**** DATASET EXTRACT ****
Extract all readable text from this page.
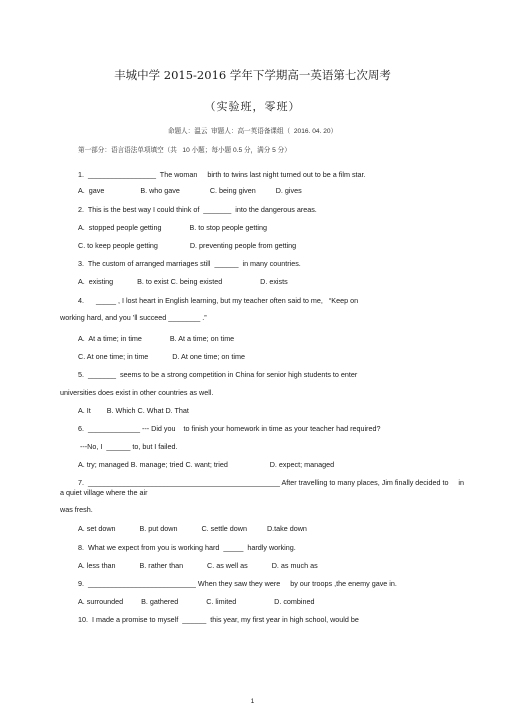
丰城中学 2015-2016 学年下学期高一英语第七次周考
（实验班，零班）
命题人：温云  审题人：高一英语备课组（  2016. 04. 20）
第一部分：语言语法单项填空（共   10 小题；每小题 0.5 分，满分 5 分）
1.  _________________  The woman     birth to twins last night turned out to be a film star.
A.  gave                  B. who gave               C. being given          D. gives
2.  This is the best way I could think of  _______  into the dangerous areas.
A.  stopped people getting              B. to stop people getting
C. to keep people getting                D. preventing people from getting
3.  The custom of arranged marriages still  ______  in many countries.
A.  existing            B. to exist C. being existed                   D. exists
4.      _____ , I lost heart in English learning, but my teacher often said to me,   “Keep on
working hard, and you ’ll succeed ________ .”
A.  At a time; in time              B. At a time; on time
C. At one time; in time            D. At one time; on time
5.  _______  seems to be a strong competition in China for senior high students to enter
universities does exist in other countries as well.
A. It        B. Which C. What D. That
6.  _____________ --- Did you    to finish your homework in time as your teacher had required?
---No, I  ______ to, but I failed.
A. try; managed B. manage; tried C. want; tried                     D. expect; managed
7.  ________________________________________________ After travelling to many places, Jim finally decided to     in
a quiet village where the air
was fresh.
A. set down            B. put down            C. settle down          D.take down
8.  What we expect from you is working hard  _____  hardly working.
A. less than            B. rather than            C. as well as            D. as much as
9.  ___________________________ When they saw they were     by our troops ,the enemy gave in.
A. surrounded         B. gathered              C. limited                   D. combined
10.  I made a promise to myself  ______  this year, my first year in high school, would be
1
****
*WHAT IS ASKED*:
Restate the whole listing above exactly, except for its images.

*OUTPUT FOR THIS TASK*:
Extract all readable text from this page.
丰城中学 2015-2016 学年下学期高一英语第七次周考
（实验班，零班）
命题人：温云  审题人：高一英语备课组（  2016. 04. 20）
第一部分：语言语法单项填空（共   10 小题；每小题 0.5 分，满分 5 分）
1.  _________________  The woman     birth to twins last night turned out to be a film star.
A.  gave                  B. who gave               C. being given          D. gives
2.  This is the best way I could think of  _______  into the dangerous areas.
A.  stopped people getting              B. to stop people getting
C. to keep people getting                D. preventing people from getting
3.  The custom of arranged marriages still  ______  in many countries.
A.  existing            B. to exist C. being existed                   D. exists
4.      _____ , I lost heart in English learning, but my teacher often said to me,   “Keep on
working hard, and you ’ll succeed ________ .”
A.  At a time; in time              B. At a time; on time
C. At one time; in time            D. At one time; on time
5.  _______  seems to be a strong competition in China for senior high students to enter
universities does exist in other countries as well.
A. It        B. Which C. What D. That
6.  _____________ --- Did you    to finish your homework in time as your teacher had required?
---No, I  ______ to, but I failed.
A. try; managed B. manage; tried C. want; tried                     D. expect; managed
7.  ________________________________________________ After travelling to many places, Jim finally decided to     in
a quiet village where the air
was fresh.
A. set down            B. put down            C. settle down          D.take down
8.  What we expect from you is working hard  _____  hardly working.
A. less than            B. rather than            C. as well as            D. as much as
9.  ___________________________ When they saw they were     by our troops ,the enemy gave in.
A. surrounded         B. gathered              C. limited                   D. combined
10.  I made a promise to myself  ______  this year, my first year in high school, would be
1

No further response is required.